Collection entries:
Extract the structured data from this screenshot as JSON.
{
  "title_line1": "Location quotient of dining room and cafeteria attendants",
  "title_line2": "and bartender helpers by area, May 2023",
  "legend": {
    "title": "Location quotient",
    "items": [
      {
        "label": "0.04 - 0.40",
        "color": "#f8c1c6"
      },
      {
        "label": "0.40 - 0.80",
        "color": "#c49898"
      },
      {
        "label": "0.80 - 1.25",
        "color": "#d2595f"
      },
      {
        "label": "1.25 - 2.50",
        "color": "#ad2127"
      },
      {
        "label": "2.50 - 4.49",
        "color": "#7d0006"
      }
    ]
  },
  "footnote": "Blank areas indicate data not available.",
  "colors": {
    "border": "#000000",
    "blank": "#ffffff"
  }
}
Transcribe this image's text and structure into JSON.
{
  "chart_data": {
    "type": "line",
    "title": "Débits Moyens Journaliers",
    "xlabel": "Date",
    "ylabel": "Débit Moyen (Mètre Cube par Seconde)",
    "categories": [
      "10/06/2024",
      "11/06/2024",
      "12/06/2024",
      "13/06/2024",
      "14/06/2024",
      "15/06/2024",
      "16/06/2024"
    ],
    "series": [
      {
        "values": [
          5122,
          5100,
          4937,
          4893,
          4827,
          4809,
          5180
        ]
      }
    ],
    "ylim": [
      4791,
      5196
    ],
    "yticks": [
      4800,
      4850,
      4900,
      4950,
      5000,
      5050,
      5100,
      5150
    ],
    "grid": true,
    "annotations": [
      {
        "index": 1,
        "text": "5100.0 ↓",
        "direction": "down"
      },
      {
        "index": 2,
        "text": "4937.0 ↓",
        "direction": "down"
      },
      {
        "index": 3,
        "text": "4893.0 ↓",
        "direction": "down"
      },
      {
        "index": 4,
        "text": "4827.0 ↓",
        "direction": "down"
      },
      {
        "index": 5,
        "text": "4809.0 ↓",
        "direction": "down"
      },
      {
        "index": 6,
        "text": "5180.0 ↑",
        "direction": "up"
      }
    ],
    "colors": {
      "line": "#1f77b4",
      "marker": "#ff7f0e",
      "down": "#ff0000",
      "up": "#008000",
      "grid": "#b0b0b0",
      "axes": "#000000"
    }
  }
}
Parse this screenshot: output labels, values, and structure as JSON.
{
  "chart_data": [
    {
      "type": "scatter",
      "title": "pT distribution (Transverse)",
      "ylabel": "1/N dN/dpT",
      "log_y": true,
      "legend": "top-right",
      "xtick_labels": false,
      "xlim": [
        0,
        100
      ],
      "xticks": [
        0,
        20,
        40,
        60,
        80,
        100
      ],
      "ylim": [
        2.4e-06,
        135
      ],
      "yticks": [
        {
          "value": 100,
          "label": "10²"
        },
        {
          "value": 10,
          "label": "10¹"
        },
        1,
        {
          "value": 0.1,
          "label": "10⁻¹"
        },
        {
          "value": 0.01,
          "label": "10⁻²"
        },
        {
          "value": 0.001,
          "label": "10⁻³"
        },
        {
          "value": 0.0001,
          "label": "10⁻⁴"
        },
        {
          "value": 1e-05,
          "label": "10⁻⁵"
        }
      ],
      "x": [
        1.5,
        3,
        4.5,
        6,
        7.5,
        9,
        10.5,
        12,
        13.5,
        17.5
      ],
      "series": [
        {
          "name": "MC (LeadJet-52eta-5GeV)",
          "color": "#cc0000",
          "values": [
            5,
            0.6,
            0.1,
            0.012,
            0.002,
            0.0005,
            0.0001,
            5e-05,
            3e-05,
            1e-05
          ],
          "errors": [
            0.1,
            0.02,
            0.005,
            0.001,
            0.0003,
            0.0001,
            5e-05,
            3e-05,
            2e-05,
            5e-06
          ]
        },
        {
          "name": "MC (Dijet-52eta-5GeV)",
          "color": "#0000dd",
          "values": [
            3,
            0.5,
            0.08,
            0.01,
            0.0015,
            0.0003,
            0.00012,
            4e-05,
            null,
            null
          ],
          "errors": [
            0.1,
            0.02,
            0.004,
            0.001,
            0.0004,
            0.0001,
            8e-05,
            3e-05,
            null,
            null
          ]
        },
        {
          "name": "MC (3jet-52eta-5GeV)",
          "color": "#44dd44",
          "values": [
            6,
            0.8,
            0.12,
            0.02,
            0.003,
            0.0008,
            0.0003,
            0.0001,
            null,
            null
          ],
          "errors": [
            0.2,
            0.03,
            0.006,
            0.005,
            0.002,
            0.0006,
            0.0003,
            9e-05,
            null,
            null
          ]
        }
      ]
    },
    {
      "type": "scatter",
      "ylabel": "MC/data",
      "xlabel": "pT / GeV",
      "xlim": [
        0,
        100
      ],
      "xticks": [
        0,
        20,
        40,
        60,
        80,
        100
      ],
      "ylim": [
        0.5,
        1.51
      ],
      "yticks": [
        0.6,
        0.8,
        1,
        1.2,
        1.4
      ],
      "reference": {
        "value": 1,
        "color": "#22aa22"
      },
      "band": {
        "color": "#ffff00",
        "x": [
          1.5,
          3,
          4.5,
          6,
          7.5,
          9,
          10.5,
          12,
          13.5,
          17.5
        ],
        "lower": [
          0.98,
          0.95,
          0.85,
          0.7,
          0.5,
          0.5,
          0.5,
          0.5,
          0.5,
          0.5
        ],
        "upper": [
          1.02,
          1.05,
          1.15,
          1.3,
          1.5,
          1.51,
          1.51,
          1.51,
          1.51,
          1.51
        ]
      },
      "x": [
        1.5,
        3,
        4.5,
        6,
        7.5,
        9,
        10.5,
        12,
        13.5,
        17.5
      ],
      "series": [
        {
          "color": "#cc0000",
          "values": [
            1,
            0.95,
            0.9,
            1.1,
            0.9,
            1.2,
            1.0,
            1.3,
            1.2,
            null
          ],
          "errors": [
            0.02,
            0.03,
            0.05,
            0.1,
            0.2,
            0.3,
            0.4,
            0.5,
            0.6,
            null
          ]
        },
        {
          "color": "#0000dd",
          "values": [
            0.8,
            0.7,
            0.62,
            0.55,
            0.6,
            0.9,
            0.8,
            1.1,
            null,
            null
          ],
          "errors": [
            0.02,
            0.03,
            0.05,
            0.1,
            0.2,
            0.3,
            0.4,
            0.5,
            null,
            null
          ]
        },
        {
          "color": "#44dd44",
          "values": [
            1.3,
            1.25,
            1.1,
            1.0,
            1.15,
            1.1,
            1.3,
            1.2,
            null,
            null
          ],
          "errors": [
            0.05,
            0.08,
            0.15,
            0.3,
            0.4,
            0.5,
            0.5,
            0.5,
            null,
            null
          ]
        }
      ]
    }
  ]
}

> **Stated goal**: Every record should be given again exactly.

> **Final answer**:
Extract the structured data from this screenshot as JSON.
{
  "title_line1": "Location quotient of dining room and cafeteria attendants",
  "title_line2": "and bartender helpers by area, May 2023",
  "legend": {
    "title": "Location quotient",
    "items": [
      {
        "label": "0.04 - 0.40",
        "color": "#f8c1c6"
      },
      {
        "label": "0.40 - 0.80",
        "color": "#c49898"
      },
      {
        "label": "0.80 - 1.25",
        "color": "#d2595f"
      },
      {
        "label": "1.25 - 2.50",
        "color": "#ad2127"
      },
      {
        "label": "2.50 - 4.49",
        "color": "#7d0006"
      }
    ]
  },
  "footnote": "Blank areas indicate data not available.",
  "colors": {
    "border": "#000000",
    "blank": "#ffffff"
  }
}
Transcribe this image's text and structure into JSON.
{
  "chart_data": {
    "type": "line",
    "title": "Débits Moyens Journaliers",
    "xlabel": "Date",
    "ylabel": "Débit Moyen (Mètre Cube par Seconde)",
    "categories": [
      "10/06/2024",
      "11/06/2024",
      "12/06/2024",
      "13/06/2024",
      "14/06/2024",
      "15/06/2024",
      "16/06/2024"
    ],
    "series": [
      {
        "values": [
          5122,
          5100,
          4937,
          4893,
          4827,
          4809,
          5180
        ]
      }
    ],
    "ylim": [
      4791,
      5196
    ],
    "yticks": [
      4800,
      4850,
      4900,
      4950,
      5000,
      5050,
      5100,
      5150
    ],
    "grid": true,
    "annotations": [
      {
        "index": 1,
        "text": "5100.0 ↓",
        "direction": "down"
      },
      {
        "index": 2,
        "text": "4937.0 ↓",
        "direction": "down"
      },
      {
        "index": 3,
        "text": "4893.0 ↓",
        "direction": "down"
      },
      {
        "index": 4,
        "text": "4827.0 ↓",
        "direction": "down"
      },
      {
        "index": 5,
        "text": "4809.0 ↓",
        "direction": "down"
      },
      {
        "index": 6,
        "text": "5180.0 ↑",
        "direction": "up"
      }
    ],
    "colors": {
      "line": "#1f77b4",
      "marker": "#ff7f0e",
      "down": "#ff0000",
      "up": "#008000",
      "grid": "#b0b0b0",
      "axes": "#000000"
    }
  }
}
Parse this screenshot: output labels, values, and structure as JSON.
{
  "chart_data": [
    {
      "type": "scatter",
      "title": "pT distribution (Transverse)",
      "ylabel": "1/N dN/dpT",
      "log_y": true,
      "legend": "top-right",
      "xtick_labels": false,
      "xlim": [
        0,
        100
      ],
      "xticks": [
        0,
        20,
        40,
        60,
        80,
        100
      ],
      "ylim": [
        2.4e-06,
        135
      ],
      "yticks": [
        {
          "value": 100,
          "label": "10²"
        },
        {
          "value": 10,
          "label": "10¹"
        },
        1,
        {
          "value": 0.1,
          "label": "10⁻¹"
        },
        {
          "value": 0.01,
          "label": "10⁻²"
        },
        {
          "value": 0.001,
          "label": "10⁻³"
        },
        {
          "value": 0.0001,
          "label": "10⁻⁴"
        },
        {
          "value": 1e-05,
          "label": "10⁻⁵"
        }
      ],
      "x": [
        1.5,
        3,
        4.5,
        6,
        7.5,
        9,
        10.5,
        12,
        13.5,
        17.5
      ],
      "series": [
        {
          "name": "MC (LeadJet-52eta-5GeV)",
          "color": "#cc0000",
          "values": [
            5,
            0.6,
            0.1,
            0.012,
            0.002,
            0.0005,
            0.0001,
            5e-05,
            3e-05,
            1e-05
          ],
          "errors": [
            0.1,
            0.02,
            0.005,
            0.001,
            0.0003,
            0.0001,
            5e-05,
            3e-05,
            2e-05,
            5e-06
          ]
        },
        {
          "name": "MC (Dijet-52eta-5GeV)",
          "color": "#0000dd",
          "values": [
            3,
            0.5,
            0.08,
            0.01,
            0.0015,
            0.0003,
            0.00012,
            4e-05,
            null,
            null
          ],
          "errors": [
            0.1,
            0.02,
            0.004,
            0.001,
            0.0004,
            0.0001,
            8e-05,
            3e-05,
            null,
            null
          ]
        },
        {
          "name": "MC (3jet-52eta-5GeV)",
          "color": "#44dd44",
          "values": [
            6,
            0.8,
            0.12,
            0.02,
            0.003,
            0.0008,
            0.0003,
            0.0001,
            null,
            null
          ],
          "errors": [
            0.2,
            0.03,
            0.006,
            0.005,
            0.002,
            0.0006,
            0.0003,
            9e-05,
            null,
            null
          ]
        }
      ]
    },
    {
      "type": "scatter",
      "ylabel": "MC/data",
      "xlabel": "pT / GeV",
      "xlim": [
        0,
        100
      ],
      "xticks": [
        0,
        20,
        40,
        60,
        80,
        100
      ],
      "ylim": [
        0.5,
        1.51
      ],
      "yticks": [
        0.6,
        0.8,
        1,
        1.2,
        1.4
      ],
      "reference": {
        "value": 1,
        "color": "#22aa22"
      },
      "band": {
        "color": "#ffff00",
        "x": [
          1.5,
          3,
          4.5,
          6,
          7.5,
          9,
          10.5,
          12,
          13.5,
          17.5
        ],
        "lower": [
          0.98,
          0.95,
          0.85,
          0.7,
          0.5,
          0.5,
          0.5,
          0.5,
          0.5,
          0.5
        ],
        "upper": [
          1.02,
          1.05,
          1.15,
          1.3,
          1.5,
          1.51,
          1.51,
          1.51,
          1.51,
          1.51
        ]
      },
      "x": [
        1.5,
        3,
        4.5,
        6,
        7.5,
        9,
        10.5,
        12,
        13.5,
        17.5
      ],
      "series": [
        {
          "color": "#cc0000",
          "values": [
            1,
            0.95,
            0.9,
            1.1,
            0.9,
            1.2,
            1.0,
            1.3,
            1.2,
            null
          ],
          "errors": [
            0.02,
            0.03,
            0.05,
            0.1,
            0.2,
            0.3,
            0.4,
            0.5,
            0.6,
            null
          ]
        },
        {
          "color": "#0000dd",
          "values": [
            0.8,
            0.7,
            0.62,
            0.55,
            0.6,
            0.9,
            0.8,
            1.1,
            null,
            null
          ],
          "errors": [
            0.02,
            0.03,
            0.05,
            0.1,
            0.2,
            0.3,
            0.4,
            0.5,
            null,
            null
          ]
        },
        {
          "color": "#44dd44",
          "values": [
            1.3,
            1.25,
            1.1,
            1.0,
            1.15,
            1.1,
            1.3,
            1.2,
            null,
            null
          ],
          "errors": [
            0.05,
            0.08,
            0.15,
            0.3,
            0.4,
            0.5,
            0.5,
            0.5,
            null,
            null
          ]
        }
      ]
    }
  ]
}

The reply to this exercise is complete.